Excerpt from a dataset:
+--
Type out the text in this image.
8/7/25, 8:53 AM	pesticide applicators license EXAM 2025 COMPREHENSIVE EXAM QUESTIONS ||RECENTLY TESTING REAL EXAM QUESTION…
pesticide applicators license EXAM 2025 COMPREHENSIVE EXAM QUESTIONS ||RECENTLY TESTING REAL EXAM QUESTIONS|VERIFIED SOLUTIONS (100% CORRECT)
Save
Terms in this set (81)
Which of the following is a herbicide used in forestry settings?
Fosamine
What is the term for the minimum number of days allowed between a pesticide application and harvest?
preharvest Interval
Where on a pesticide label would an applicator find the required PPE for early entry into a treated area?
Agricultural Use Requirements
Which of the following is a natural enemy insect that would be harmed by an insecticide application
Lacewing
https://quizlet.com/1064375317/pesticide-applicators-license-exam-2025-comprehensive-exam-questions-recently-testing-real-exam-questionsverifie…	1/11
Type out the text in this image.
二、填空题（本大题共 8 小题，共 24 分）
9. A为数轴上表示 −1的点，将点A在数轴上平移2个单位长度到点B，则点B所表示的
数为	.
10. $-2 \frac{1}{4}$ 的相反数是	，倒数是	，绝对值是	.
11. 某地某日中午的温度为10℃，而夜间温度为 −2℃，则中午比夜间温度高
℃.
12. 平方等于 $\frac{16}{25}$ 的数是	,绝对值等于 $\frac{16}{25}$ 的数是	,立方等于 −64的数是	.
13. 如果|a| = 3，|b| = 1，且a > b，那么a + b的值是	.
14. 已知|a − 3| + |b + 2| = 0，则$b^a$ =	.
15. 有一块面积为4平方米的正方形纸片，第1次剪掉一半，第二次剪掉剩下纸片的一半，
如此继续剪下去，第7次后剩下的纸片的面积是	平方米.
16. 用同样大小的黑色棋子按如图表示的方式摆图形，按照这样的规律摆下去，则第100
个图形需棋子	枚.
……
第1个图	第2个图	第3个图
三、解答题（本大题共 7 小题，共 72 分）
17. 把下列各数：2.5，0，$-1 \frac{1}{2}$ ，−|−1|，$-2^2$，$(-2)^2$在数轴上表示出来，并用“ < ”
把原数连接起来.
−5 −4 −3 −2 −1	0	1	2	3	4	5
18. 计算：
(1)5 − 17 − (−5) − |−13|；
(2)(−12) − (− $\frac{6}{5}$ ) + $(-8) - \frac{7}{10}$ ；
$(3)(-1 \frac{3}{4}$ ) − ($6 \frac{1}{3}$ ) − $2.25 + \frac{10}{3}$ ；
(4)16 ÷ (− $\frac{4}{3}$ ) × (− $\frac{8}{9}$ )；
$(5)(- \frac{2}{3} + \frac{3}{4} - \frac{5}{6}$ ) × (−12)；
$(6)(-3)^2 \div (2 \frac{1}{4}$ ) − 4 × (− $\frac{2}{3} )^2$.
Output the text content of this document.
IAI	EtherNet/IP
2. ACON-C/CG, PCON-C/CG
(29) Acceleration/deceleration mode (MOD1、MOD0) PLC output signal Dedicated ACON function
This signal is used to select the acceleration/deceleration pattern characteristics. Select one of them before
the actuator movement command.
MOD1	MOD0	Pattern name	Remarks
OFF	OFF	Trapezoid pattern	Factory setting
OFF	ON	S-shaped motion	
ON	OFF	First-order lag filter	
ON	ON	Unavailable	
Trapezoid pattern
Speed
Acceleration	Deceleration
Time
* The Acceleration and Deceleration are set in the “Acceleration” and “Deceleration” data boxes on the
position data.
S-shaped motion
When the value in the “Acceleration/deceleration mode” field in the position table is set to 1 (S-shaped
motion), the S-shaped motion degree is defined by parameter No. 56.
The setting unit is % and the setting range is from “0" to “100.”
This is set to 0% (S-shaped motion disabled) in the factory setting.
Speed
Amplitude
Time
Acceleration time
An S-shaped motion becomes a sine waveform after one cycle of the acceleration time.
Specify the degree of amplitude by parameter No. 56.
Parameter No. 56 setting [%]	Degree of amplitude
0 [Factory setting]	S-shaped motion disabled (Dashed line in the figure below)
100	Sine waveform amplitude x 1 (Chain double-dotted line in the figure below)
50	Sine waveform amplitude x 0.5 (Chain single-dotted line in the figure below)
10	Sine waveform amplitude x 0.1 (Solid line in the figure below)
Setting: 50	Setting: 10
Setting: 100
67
+--
PROBLEM DESCRIPTION =>
State only the number of lines in these entries that contain "ACON".

SOLUTION =>
2